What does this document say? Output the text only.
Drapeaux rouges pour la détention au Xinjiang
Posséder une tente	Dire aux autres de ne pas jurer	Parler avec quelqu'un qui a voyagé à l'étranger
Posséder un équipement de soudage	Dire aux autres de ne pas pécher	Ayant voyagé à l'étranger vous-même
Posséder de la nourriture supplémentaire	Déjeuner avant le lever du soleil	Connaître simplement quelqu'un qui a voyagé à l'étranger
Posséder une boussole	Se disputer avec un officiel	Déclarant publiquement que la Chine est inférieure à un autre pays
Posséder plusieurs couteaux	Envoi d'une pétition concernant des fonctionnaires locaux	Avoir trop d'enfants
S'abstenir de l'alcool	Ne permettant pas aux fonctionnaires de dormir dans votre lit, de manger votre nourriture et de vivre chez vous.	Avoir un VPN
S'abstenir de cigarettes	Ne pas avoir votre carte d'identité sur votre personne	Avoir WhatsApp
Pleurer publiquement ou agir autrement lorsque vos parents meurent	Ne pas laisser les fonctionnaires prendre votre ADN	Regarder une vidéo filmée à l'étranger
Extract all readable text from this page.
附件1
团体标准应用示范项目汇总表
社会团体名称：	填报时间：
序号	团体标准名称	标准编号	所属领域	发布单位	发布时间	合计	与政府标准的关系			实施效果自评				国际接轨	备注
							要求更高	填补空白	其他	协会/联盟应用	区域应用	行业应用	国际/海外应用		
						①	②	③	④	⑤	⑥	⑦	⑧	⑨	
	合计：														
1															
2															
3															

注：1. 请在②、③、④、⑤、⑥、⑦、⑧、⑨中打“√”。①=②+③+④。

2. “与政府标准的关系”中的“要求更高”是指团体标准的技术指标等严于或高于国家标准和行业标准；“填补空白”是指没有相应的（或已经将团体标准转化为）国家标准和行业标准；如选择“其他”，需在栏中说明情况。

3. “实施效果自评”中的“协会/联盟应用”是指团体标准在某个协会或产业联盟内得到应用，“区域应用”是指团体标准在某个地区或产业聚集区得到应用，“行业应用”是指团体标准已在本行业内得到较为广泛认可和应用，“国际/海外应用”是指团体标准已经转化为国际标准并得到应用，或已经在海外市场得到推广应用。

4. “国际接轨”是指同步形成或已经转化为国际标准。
########
WORK TO BE COMPLETED - Choose all lines containing the string "fonctionnaires" and copy them out.

TASK SOLUTION -
Posséder plusieurs couteaux	Envoi d'une pétition concernant des fonctionnaires locaux	Avoir trop d'enfants
S'abstenir de l'alcool	Ne permettant pas aux fonctionnaires de dormir dans votre lit, de manger votre nourriture et de vivre chez vous.	Avoir un VPN
Pleurer publiquement ou agir autrement lorsque vos parents meurent	Ne pas laisser les fonctionnaires prendre votre ADN	Regarder une vidéo filmée à l'étranger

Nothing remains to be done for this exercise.